BRIEF:
In the listing below, count the lines containing the string "жидкость" and state only the number.

STORED RECORDS:

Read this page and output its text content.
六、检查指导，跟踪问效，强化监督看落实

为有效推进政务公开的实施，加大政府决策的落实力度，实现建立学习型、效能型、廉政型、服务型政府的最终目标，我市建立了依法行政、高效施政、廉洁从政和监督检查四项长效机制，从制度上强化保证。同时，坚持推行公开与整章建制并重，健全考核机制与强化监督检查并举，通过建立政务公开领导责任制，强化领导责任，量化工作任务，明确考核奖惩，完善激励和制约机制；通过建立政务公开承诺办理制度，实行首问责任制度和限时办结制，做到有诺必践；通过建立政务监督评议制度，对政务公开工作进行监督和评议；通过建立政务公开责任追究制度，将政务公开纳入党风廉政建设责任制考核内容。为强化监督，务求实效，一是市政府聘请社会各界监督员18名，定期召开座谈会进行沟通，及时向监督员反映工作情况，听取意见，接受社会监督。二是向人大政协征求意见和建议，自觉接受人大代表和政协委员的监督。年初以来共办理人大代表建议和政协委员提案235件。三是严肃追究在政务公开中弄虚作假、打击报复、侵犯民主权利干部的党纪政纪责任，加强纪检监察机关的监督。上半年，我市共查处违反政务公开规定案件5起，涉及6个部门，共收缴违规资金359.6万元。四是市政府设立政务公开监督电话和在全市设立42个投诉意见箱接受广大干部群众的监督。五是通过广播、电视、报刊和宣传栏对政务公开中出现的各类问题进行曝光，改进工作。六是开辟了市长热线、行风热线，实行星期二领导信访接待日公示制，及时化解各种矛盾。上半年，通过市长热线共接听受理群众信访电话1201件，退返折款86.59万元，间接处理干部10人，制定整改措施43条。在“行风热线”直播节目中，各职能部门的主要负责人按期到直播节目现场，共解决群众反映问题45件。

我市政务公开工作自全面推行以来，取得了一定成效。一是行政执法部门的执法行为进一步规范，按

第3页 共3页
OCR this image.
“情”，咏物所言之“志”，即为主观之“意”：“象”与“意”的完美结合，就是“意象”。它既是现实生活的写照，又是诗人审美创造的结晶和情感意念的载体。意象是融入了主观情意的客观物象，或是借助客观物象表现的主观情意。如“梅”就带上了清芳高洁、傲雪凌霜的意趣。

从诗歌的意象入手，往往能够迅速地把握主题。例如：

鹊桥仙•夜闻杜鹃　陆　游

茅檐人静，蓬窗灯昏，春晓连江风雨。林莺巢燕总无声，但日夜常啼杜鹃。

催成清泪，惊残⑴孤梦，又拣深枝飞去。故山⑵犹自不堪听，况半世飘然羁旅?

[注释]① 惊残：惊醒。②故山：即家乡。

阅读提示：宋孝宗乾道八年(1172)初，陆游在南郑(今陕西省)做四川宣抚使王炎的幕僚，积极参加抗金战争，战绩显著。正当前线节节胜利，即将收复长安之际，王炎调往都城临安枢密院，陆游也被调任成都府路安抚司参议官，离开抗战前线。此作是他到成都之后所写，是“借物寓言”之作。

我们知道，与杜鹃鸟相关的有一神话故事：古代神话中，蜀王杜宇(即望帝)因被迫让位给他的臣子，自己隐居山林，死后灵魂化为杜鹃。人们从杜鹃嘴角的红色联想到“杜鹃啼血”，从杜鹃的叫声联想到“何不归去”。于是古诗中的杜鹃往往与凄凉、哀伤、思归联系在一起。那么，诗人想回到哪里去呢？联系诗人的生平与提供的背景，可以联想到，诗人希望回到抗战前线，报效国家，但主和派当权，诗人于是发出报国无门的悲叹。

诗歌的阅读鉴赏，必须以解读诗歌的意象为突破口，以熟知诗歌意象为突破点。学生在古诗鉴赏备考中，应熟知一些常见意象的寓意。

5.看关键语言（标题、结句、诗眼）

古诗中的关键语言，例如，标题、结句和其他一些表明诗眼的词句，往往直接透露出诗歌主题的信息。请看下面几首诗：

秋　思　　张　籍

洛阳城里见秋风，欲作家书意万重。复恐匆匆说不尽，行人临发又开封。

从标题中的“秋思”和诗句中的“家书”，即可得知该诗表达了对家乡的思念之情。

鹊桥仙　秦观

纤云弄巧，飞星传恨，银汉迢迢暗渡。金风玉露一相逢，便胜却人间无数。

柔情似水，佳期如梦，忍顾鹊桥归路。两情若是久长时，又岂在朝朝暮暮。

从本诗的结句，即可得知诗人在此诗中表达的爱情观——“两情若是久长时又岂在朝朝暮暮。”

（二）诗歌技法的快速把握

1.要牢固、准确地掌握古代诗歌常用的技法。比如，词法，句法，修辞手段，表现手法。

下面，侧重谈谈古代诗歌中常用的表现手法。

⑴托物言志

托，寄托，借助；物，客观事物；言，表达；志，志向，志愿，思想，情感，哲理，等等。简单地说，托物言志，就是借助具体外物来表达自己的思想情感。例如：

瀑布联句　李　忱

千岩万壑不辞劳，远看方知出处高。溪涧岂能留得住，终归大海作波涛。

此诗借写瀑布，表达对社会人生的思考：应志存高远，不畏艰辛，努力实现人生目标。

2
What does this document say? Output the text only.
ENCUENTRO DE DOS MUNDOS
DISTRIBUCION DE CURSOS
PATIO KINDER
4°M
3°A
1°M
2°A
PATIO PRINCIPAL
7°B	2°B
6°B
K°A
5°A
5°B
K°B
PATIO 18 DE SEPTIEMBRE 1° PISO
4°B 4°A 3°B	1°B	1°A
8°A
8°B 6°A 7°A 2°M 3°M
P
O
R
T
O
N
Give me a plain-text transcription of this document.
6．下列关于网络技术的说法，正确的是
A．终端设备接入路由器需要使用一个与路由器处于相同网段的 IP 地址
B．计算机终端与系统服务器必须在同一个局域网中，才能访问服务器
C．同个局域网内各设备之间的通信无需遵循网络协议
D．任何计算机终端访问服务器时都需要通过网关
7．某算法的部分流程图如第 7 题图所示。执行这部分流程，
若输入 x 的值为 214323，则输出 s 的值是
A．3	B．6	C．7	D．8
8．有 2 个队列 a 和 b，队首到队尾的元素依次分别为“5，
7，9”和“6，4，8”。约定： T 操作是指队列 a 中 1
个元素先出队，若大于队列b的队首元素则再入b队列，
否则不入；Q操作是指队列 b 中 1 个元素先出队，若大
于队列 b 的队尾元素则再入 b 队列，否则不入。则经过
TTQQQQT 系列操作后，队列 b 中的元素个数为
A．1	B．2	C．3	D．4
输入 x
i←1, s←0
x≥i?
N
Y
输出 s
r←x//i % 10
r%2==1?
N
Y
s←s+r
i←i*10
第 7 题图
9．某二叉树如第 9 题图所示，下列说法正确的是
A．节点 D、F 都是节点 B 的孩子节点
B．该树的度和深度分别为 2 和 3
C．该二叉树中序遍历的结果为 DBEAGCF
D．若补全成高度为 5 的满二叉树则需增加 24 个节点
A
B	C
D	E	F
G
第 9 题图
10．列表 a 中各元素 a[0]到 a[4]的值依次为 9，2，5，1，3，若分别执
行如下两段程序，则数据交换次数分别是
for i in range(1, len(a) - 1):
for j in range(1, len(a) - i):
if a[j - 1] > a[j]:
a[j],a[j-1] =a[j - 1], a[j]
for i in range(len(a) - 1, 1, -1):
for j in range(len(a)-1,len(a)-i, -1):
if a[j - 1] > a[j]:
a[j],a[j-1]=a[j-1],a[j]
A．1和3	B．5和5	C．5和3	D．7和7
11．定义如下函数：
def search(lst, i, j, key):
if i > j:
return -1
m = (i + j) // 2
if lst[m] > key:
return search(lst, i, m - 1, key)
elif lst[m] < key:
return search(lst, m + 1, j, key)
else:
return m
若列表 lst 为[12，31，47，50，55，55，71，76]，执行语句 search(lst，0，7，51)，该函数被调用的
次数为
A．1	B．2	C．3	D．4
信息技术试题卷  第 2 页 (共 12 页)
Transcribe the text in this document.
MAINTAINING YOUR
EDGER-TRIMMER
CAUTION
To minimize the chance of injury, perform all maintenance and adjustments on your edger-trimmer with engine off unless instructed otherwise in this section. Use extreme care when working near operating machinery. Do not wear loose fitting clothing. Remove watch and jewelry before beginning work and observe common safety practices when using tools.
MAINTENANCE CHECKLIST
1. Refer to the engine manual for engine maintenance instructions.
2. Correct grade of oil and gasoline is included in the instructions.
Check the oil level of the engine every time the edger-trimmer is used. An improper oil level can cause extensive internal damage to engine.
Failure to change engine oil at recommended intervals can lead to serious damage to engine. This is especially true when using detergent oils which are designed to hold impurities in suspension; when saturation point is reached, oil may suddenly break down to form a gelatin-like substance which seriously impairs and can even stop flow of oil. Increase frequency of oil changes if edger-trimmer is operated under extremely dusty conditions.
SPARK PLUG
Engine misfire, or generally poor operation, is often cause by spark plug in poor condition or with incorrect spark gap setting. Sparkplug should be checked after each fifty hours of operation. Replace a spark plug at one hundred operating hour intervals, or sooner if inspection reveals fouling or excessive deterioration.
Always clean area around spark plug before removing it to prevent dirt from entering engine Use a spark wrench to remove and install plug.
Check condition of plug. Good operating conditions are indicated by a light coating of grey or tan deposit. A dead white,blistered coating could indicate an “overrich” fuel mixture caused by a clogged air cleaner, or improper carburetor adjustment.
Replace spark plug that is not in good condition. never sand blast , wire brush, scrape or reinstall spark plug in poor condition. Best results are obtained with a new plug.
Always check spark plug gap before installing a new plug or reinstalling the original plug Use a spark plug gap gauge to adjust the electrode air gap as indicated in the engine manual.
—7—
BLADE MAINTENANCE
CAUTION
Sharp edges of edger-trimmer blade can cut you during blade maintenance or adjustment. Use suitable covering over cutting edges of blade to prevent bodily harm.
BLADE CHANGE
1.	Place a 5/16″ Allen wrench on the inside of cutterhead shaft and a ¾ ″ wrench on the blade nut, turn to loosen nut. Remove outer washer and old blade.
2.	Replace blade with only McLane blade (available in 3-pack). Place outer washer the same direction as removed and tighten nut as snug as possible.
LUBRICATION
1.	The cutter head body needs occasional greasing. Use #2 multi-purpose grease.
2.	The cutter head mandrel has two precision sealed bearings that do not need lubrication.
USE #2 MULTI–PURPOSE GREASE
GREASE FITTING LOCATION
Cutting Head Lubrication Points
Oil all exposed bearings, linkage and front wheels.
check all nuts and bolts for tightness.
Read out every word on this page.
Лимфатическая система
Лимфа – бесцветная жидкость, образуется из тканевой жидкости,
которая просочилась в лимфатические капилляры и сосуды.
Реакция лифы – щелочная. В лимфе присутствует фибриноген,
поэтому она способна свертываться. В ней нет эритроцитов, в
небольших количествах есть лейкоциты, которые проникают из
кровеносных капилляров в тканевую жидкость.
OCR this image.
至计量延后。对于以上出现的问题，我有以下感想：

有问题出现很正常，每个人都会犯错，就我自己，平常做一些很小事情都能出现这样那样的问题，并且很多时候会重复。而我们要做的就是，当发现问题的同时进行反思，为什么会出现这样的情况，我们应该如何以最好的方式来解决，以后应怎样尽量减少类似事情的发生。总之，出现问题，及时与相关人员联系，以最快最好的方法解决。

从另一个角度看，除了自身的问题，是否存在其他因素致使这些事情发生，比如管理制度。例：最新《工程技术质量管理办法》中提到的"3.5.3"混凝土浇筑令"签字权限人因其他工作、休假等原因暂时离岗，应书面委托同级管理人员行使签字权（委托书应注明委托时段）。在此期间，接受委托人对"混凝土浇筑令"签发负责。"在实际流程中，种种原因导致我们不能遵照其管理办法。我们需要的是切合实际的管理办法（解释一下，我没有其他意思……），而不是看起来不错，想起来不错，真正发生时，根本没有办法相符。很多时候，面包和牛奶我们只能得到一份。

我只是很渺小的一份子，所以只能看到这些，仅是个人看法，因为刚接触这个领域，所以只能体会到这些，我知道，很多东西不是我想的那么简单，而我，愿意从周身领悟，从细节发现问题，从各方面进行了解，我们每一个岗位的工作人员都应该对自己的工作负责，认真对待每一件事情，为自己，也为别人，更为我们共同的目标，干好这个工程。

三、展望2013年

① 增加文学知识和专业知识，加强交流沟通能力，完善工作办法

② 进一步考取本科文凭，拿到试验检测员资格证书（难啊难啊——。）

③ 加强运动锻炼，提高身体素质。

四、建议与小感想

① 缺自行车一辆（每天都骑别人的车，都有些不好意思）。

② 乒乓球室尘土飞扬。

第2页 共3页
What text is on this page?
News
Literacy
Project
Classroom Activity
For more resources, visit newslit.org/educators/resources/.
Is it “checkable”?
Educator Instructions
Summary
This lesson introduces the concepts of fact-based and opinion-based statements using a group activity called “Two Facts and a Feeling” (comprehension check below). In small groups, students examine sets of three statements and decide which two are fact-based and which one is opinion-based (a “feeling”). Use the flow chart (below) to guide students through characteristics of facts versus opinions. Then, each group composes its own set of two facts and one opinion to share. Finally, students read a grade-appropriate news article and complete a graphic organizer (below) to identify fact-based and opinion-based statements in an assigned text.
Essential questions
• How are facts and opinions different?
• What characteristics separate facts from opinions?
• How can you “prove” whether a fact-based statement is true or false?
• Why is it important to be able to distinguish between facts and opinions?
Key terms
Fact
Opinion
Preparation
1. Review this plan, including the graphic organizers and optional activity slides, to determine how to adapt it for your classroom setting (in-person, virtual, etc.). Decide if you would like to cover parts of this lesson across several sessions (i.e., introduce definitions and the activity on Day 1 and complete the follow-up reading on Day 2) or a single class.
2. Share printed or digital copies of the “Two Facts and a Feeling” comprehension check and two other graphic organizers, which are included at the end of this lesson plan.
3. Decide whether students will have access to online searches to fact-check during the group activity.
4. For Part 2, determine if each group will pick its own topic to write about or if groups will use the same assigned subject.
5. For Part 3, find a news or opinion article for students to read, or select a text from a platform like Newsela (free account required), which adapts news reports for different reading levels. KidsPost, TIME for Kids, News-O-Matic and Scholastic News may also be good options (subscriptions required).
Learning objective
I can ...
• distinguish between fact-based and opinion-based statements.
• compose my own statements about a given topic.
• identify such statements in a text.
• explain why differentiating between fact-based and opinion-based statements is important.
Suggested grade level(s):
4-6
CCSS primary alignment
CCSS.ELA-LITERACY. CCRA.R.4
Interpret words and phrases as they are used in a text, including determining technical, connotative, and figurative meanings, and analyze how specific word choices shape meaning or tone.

TASK SOLUTION:
2